• WHAT NEEDS TO BE DONE
Pick out each line with the word "name" from the material that follows.

• RECORD EXTRACTS
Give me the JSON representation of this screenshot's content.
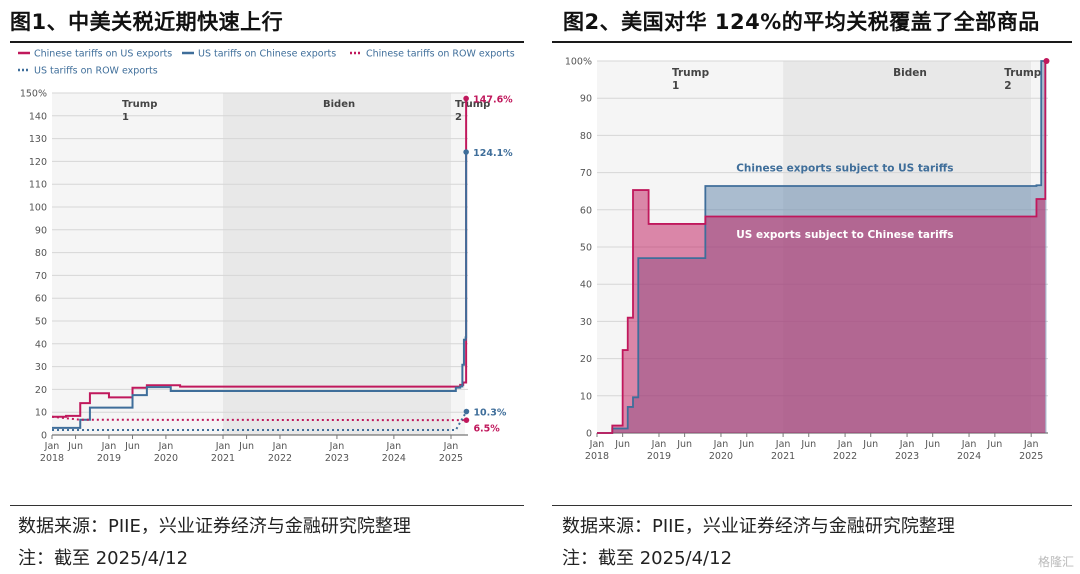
{
  "left": {
    "title": "图1、中美关税近期快速上行",
    "source": "数据来源：PIIE，兴业证券经济与金融研究院整理",
    "note": "注：截至 2025/4/12"
  },
  "right": {
    "title": "图2、美国对华 124%的平均关税覆盖了全部商品",
    "source": "数据来源：PIIE，兴业证券经济与金融研究院整理",
    "note": "注：截至 2025/4/12"
  },
  "watermark": "格隆汇",
  "chart_data": [
    {
      "type": "line",
      "x_unit": "date",
      "ylim": [
        0,
        150
      ],
      "yticks": [
        0,
        10,
        20,
        30,
        40,
        50,
        60,
        70,
        80,
        90,
        100,
        110,
        120,
        130,
        140,
        150
      ],
      "ytick_labels": [
        "0",
        "10",
        "20",
        "30",
        "40",
        "50",
        "60",
        "70",
        "80",
        "90",
        "100",
        "110",
        "120",
        "130",
        "140",
        "150%"
      ],
      "xtick_labels": [
        {
          "date": "2018-01",
          "top": "Jan",
          "bottom": "2018"
        },
        {
          "date": "2018-06",
          "top": "Jun",
          "bottom": ""
        },
        {
          "date": "2019-01",
          "top": "Jan",
          "bottom": "2019"
        },
        {
          "date": "2019-06",
          "top": "Jun",
          "bottom": ""
        },
        {
          "date": "2020-01",
          "top": "Jan",
          "bottom": "2020"
        },
        {
          "date": "2021-01",
          "top": "Jan",
          "bottom": "2021"
        },
        {
          "date": "2021-06",
          "top": "Jun",
          "bottom": ""
        },
        {
          "date": "2022-01",
          "top": "Jan",
          "bottom": "2022"
        },
        {
          "date": "2023-01",
          "top": "Jan",
          "bottom": "2023"
        },
        {
          "date": "2024-01",
          "top": "Jan",
          "bottom": "2024"
        },
        {
          "date": "2025-01",
          "top": "Jan",
          "bottom": "2025"
        }
      ],
      "periods": [
        {
          "label": "Trump\n1",
          "start": "2018-01",
          "end": "2021-01",
          "shade": "#f5f5f5"
        },
        {
          "label": "Biden",
          "start": "2021-01",
          "end": "2025-01",
          "shade": "#e8e8e8"
        },
        {
          "label": "Trump\n2",
          "start": "2025-01",
          "end": "2025-04",
          "shade": "#f5f5f5"
        }
      ],
      "legend": [
        {
          "label": "Chinese tariffs on US exports",
          "color": "#c0185c",
          "style": "solid"
        },
        {
          "label": "US tariffs on Chinese exports",
          "color": "#3f6e9a",
          "style": "solid"
        },
        {
          "label": "Chinese tariffs on ROW exports",
          "color": "#c0185c",
          "style": "dotted"
        },
        {
          "label": "US tariffs on ROW exports",
          "color": "#3f6e9a",
          "style": "dotted"
        }
      ],
      "series": [
        {
          "name": "Chinese tariffs on US exports",
          "color": "#c0185c",
          "style": "step",
          "points": [
            [
              "2018-01",
              8.0
            ],
            [
              "2018-04",
              8.4
            ],
            [
              "2018-07",
              14.0
            ],
            [
              "2018-09",
              18.3
            ],
            [
              "2018-11",
              18.3
            ],
            [
              "2019-01",
              16.5
            ],
            [
              "2019-06",
              20.7
            ],
            [
              "2019-09",
              21.8
            ],
            [
              "2020-02",
              21.8
            ],
            [
              "2020-04",
              21.2
            ],
            [
              "2024-12",
              21.2
            ],
            [
              "2025-02",
              21.2
            ],
            [
              "2025-03",
              22.0
            ],
            [
              "2025-03-20",
              23.0
            ],
            [
              "2025-04-05",
              23.0
            ],
            [
              "2025-04-08",
              147.6
            ]
          ],
          "end_label": "147.6%"
        },
        {
          "name": "US tariffs on Chinese exports",
          "color": "#3f6e9a",
          "style": "step",
          "points": [
            [
              "2018-01",
              3.1
            ],
            [
              "2018-07",
              6.7
            ],
            [
              "2018-09",
              12.0
            ],
            [
              "2019-01",
              12.0
            ],
            [
              "2019-06",
              17.5
            ],
            [
              "2019-09",
              21.0
            ],
            [
              "2020-02",
              19.3
            ],
            [
              "2024-12",
              19.3
            ],
            [
              "2025-02",
              20.8
            ],
            [
              "2025-03",
              21.3
            ],
            [
              "2025-03-15",
              30.8
            ],
            [
              "2025-03-25",
              41.8
            ],
            [
              "2025-04-05",
              42.8
            ],
            [
              "2025-04-08",
              124.1
            ]
          ],
          "end_label": "124.1%"
        },
        {
          "name": "Chinese tariffs on ROW exports",
          "color": "#c0185c",
          "style": "dotted",
          "points": [
            [
              "2018-01",
              8.0
            ],
            [
              "2018-07",
              6.7
            ],
            [
              "2025-04-10",
              6.5
            ]
          ],
          "end_label": "6.5%"
        },
        {
          "name": "US tariffs on ROW exports",
          "color": "#3f6e9a",
          "style": "dotted",
          "points": [
            [
              "2018-01",
              2.2
            ],
            [
              "2025-02",
              2.2
            ],
            [
              "2025-04-10",
              10.3
            ]
          ],
          "end_label": "10.3%"
        }
      ]
    },
    {
      "type": "area",
      "x_unit": "date",
      "ylim": [
        0,
        100
      ],
      "yticks": [
        0,
        10,
        20,
        30,
        40,
        50,
        60,
        70,
        80,
        90,
        100
      ],
      "ytick_labels": [
        "0",
        "10",
        "20",
        "30",
        "40",
        "50",
        "60",
        "70",
        "80",
        "90",
        "100%"
      ],
      "xtick_labels": [
        {
          "date": "2018-01",
          "top": "Jan",
          "bottom": "2018"
        },
        {
          "date": "2018-06",
          "top": "Jun",
          "bottom": ""
        },
        {
          "date": "2019-01",
          "top": "Jan",
          "bottom": "2019"
        },
        {
          "date": "2019-06",
          "top": "Jun",
          "bottom": ""
        },
        {
          "date": "2020-01",
          "top": "Jan",
          "bottom": "2020"
        },
        {
          "date": "2020-06",
          "top": "Jun",
          "bottom": ""
        },
        {
          "date": "2021-01",
          "top": "Jan",
          "bottom": "2021"
        },
        {
          "date": "2021-06",
          "top": "Jun",
          "bottom": ""
        },
        {
          "date": "2022-01",
          "top": "Jan",
          "bottom": "2022"
        },
        {
          "date": "2022-06",
          "top": "Jun",
          "bottom": ""
        },
        {
          "date": "2023-01",
          "top": "Jan",
          "bottom": "2023"
        },
        {
          "date": "2023-06",
          "top": "Jun",
          "bottom": ""
        },
        {
          "date": "2024-01",
          "top": "Jan",
          "bottom": "2024"
        },
        {
          "date": "2024-06",
          "top": "Jun",
          "bottom": ""
        },
        {
          "date": "2025-01",
          "top": "Jan",
          "bottom": "2025"
        }
      ],
      "periods": [
        {
          "label": "Trump\n1",
          "start": "2018-01",
          "end": "2021-01",
          "shade": "#f5f5f5"
        },
        {
          "label": "Biden",
          "start": "2021-01",
          "end": "2025-01",
          "shade": "#e8e8e8"
        },
        {
          "label": "Trump\n2",
          "start": "2025-01",
          "end": "2025-04",
          "shade": "#f5f5f5"
        }
      ],
      "series": [
        {
          "name": "Chinese exports subject to US tariffs",
          "color": "#3f6e9a",
          "fill": "#5f84aa",
          "points": [
            [
              "2018-01",
              0.0
            ],
            [
              "2018-04",
              1.2
            ],
            [
              "2018-07",
              7.0
            ],
            [
              "2018-08",
              9.6
            ],
            [
              "2018-09",
              47.0
            ],
            [
              "2019-09",
              47.0
            ],
            [
              "2019-10",
              66.4
            ],
            [
              "2024-12",
              66.4
            ],
            [
              "2025-02",
              66.6
            ],
            [
              "2025-03",
              100.0
            ],
            [
              "2025-04",
              100.0
            ]
          ]
        },
        {
          "name": "US exports subject to Chinese tariffs",
          "color": "#c0185c",
          "fill": "#c0185c",
          "points": [
            [
              "2018-01",
              0.0
            ],
            [
              "2018-04",
              2.0
            ],
            [
              "2018-06",
              22.3
            ],
            [
              "2018-07",
              31.0
            ],
            [
              "2018-08",
              65.3
            ],
            [
              "2018-11",
              56.2
            ],
            [
              "2019-09",
              56.2
            ],
            [
              "2019-10",
              58.2
            ],
            [
              "2024-12",
              58.2
            ],
            [
              "2025-02",
              62.9
            ],
            [
              "2025-03-25",
              100.0
            ]
          ]
        }
      ]
    }
  ]
}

• EXERCISE OUTPUT
          "name": "Chinese tariffs on US exports",
          "name": "US tariffs on Chinese exports",
          "name": "Chinese tariffs on ROW exports",
          "name": "US tariffs on ROW exports",
          "name": "Chinese exports subject to US tariffs",
          "name": "US exports subject to Chinese tariffs",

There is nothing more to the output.